Raw records
◆ ◆ ◆

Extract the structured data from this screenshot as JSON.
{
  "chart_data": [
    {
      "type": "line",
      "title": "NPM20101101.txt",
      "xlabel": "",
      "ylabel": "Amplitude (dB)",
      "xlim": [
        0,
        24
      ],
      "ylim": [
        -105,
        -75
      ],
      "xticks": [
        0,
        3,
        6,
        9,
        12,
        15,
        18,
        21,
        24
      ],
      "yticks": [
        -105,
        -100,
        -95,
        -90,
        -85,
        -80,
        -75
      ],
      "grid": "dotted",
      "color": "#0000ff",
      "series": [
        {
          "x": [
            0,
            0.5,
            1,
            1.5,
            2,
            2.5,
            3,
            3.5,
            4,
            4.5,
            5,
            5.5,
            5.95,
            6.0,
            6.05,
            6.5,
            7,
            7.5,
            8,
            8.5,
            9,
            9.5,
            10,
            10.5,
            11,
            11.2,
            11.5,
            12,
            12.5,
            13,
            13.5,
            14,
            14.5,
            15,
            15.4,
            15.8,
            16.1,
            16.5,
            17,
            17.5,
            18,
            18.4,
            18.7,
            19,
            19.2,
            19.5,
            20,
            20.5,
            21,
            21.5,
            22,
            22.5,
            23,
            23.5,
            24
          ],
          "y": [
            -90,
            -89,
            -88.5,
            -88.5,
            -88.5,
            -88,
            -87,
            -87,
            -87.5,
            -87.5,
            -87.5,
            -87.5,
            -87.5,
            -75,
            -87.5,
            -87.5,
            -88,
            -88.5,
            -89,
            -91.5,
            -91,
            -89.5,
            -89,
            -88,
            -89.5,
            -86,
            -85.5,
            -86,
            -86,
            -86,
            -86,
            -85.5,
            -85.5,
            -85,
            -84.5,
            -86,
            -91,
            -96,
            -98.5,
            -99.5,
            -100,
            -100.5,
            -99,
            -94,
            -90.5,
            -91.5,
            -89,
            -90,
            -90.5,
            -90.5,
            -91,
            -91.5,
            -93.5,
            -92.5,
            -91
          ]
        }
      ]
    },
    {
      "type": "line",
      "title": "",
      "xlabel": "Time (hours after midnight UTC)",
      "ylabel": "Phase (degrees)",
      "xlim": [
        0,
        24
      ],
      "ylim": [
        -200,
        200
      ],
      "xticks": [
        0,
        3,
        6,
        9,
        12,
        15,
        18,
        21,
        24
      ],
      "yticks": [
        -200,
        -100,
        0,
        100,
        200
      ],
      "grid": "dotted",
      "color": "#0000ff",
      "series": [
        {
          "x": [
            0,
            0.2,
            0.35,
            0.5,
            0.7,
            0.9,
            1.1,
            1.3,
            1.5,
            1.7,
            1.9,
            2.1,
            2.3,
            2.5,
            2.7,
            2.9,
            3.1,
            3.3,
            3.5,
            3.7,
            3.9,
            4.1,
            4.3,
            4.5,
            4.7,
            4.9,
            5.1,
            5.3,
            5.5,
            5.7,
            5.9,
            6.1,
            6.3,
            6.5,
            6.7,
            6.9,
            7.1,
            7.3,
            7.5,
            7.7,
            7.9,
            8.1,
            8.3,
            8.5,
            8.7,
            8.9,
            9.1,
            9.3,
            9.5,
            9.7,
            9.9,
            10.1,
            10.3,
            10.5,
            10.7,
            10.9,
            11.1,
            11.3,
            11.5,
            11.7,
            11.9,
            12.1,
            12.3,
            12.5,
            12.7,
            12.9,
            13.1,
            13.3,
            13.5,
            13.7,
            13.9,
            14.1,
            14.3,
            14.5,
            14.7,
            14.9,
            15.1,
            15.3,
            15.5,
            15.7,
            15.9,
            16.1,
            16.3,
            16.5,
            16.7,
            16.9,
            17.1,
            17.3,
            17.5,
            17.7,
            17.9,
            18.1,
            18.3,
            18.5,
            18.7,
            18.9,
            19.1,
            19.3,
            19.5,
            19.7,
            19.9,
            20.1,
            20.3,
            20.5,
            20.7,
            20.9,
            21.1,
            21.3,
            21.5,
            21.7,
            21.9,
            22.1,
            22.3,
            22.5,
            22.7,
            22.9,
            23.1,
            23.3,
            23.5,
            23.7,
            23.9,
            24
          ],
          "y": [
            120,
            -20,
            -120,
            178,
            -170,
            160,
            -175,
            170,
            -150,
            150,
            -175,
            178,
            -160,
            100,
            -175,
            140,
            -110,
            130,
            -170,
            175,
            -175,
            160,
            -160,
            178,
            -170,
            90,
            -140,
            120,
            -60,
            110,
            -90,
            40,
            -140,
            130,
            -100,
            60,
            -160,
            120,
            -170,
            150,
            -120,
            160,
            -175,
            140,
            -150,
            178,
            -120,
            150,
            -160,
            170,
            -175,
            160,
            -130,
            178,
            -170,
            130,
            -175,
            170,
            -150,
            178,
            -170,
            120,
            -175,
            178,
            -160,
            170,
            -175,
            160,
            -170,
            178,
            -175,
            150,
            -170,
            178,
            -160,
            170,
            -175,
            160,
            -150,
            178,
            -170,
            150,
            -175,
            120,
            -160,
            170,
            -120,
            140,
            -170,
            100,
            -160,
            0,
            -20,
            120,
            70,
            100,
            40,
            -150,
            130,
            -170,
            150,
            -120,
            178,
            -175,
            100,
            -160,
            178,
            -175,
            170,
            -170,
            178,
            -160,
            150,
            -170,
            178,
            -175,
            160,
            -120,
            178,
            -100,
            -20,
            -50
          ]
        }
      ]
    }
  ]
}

◆ ◆ ◆

• [What this task involves]:
Locate all lines in the listing above with the word "xlabel" and copy them.

• [Solved problem]:
      "xlabel": "",
      "xlabel": "Time (hours after midnight UTC)",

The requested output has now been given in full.